Task to complete >>
Reproduce each line exactly. Skip none.

Source data >>
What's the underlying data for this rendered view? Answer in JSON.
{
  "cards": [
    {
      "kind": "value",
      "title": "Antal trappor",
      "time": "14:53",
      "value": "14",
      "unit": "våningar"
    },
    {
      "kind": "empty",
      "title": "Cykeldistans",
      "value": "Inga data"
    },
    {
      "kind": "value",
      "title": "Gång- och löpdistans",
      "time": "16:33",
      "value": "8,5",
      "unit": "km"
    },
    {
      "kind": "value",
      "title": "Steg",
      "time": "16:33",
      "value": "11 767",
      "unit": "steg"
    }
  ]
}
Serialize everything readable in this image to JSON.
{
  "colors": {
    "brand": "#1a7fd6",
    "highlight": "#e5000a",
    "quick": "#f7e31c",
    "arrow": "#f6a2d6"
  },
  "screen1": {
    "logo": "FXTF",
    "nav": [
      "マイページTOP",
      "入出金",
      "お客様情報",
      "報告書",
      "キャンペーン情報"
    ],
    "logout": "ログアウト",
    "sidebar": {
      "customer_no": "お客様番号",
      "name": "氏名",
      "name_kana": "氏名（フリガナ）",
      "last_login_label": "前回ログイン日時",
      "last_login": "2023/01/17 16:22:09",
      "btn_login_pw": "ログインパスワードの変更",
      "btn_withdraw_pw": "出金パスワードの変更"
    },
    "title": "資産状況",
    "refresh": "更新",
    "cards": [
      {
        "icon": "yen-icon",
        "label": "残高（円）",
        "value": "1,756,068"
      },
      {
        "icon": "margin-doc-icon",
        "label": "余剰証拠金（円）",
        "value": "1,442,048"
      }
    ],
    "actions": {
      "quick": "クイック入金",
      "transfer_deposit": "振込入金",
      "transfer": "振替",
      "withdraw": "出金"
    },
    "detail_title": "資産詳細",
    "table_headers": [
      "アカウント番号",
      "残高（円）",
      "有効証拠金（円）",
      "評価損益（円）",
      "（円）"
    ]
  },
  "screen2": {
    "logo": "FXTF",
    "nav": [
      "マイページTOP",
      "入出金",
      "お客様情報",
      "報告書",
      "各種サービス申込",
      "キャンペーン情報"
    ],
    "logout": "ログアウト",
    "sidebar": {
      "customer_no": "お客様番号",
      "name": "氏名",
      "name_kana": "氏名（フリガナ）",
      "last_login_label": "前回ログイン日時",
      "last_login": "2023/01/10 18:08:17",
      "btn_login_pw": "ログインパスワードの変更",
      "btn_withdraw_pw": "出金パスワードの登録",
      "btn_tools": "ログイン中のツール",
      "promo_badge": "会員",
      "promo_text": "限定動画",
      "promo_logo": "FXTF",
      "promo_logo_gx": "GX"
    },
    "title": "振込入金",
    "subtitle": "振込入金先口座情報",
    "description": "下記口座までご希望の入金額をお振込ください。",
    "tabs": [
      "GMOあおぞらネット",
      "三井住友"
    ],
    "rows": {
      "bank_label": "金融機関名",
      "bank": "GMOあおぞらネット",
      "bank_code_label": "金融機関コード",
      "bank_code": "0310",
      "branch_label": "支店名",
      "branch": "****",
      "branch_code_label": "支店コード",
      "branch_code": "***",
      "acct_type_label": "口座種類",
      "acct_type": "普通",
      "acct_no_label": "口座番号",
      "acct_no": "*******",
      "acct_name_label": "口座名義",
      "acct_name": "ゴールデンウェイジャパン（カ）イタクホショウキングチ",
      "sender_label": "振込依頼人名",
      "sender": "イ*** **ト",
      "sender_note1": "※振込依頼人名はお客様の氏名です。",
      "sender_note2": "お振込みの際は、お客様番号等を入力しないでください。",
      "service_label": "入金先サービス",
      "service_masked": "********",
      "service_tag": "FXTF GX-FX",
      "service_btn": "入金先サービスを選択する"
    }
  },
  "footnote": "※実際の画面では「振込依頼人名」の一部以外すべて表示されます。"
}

Solution for this exercise >>
What's the underlying data for this rendered view? Answer in JSON.
{
  "cards": [
    {
      "kind": "value",
      "title": "Antal trappor",
      "time": "14:53",
      "value": "14",
      "unit": "våningar"
    },
    {
      "kind": "empty",
      "title": "Cykeldistans",
      "value": "Inga data"
    },
    {
      "kind": "value",
      "title": "Gång- och löpdistans",
      "time": "16:33",
      "value": "8,5",
      "unit": "km"
    },
    {
      "kind": "value",
      "title": "Steg",
      "time": "16:33",
      "value": "11 767",
      "unit": "steg"
    }
  ]
}
Serialize everything readable in this image to JSON.
{
  "colors": {
    "brand": "#1a7fd6",
    "highlight": "#e5000a",
    "quick": "#f7e31c",
    "arrow": "#f6a2d6"
  },
  "screen1": {
    "logo": "FXTF",
    "nav": [
      "マイページTOP",
      "入出金",
      "お客様情報",
      "報告書",
      "キャンペーン情報"
    ],
    "logout": "ログアウト",
    "sidebar": {
      "customer_no": "お客様番号",
      "name": "氏名",
      "name_kana": "氏名（フリガナ）",
      "last_login_label": "前回ログイン日時",
      "last_login": "2023/01/17 16:22:09",
      "btn_login_pw": "ログインパスワードの変更",
      "btn_withdraw_pw": "出金パスワードの変更"
    },
    "title": "資産状況",
    "refresh": "更新",
    "cards": [
      {
        "icon": "yen-icon",
        "label": "残高（円）",
        "value": "1,756,068"
      },
      {
        "icon": "margin-doc-icon",
        "label": "余剰証拠金（円）",
        "value": "1,442,048"
      }
    ],
    "actions": {
      "quick": "クイック入金",
      "transfer_deposit": "振込入金",
      "transfer": "振替",
      "withdraw": "出金"
    },
    "detail_title": "資産詳細",
    "table_headers": [
      "アカウント番号",
      "残高（円）",
      "有効証拠金（円）",
      "評価損益（円）",
      "（円）"
    ]
  },
  "screen2": {
    "logo": "FXTF",
    "nav": [
      "マイページTOP",
      "入出金",
      "お客様情報",
      "報告書",
      "各種サービス申込",
      "キャンペーン情報"
    ],
    "logout": "ログアウト",
    "sidebar": {
      "customer_no": "お客様番号",
      "name": "氏名",
      "name_kana": "氏名（フリガナ）",
      "last_login_label": "前回ログイン日時",
      "last_login": "2023/01/10 18:08:17",
      "btn_login_pw": "ログインパスワードの変更",
      "btn_withdraw_pw": "出金パスワードの登録",
      "btn_tools": "ログイン中のツール",
      "promo_badge": "会員",
      "promo_text": "限定動画",
      "promo_logo": "FXTF",
      "promo_logo_gx": "GX"
    },
    "title": "振込入金",
    "subtitle": "振込入金先口座情報",
    "description": "下記口座までご希望の入金額をお振込ください。",
    "tabs": [
      "GMOあおぞらネット",
      "三井住友"
    ],
    "rows": {
      "bank_label": "金融機関名",
      "bank": "GMOあおぞらネット",
      "bank_code_label": "金融機関コード",
      "bank_code": "0310",
      "branch_label": "支店名",
      "branch": "****",
      "branch_code_label": "支店コード",
      "branch_code": "***",
      "acct_type_label": "口座種類",
      "acct_type": "普通",
      "acct_no_label": "口座番号",
      "acct_no": "*******",
      "acct_name_label": "口座名義",
      "acct_name": "ゴールデンウェイジャパン（カ）イタクホショウキングチ",
      "sender_label": "振込依頼人名",
      "sender": "イ*** **ト",
      "sender_note1": "※振込依頼人名はお客様の氏名です。",
      "sender_note2": "お振込みの際は、お客様番号等を入力しないでください。",
      "service_label": "入金先サービス",
      "service_masked": "********",
      "service_tag": "FXTF GX-FX",
      "service_btn": "入金先サービスを選択する"
    }
  },
  "footnote": "※実際の画面では「振込依頼人名」の一部以外すべて表示されます。"
}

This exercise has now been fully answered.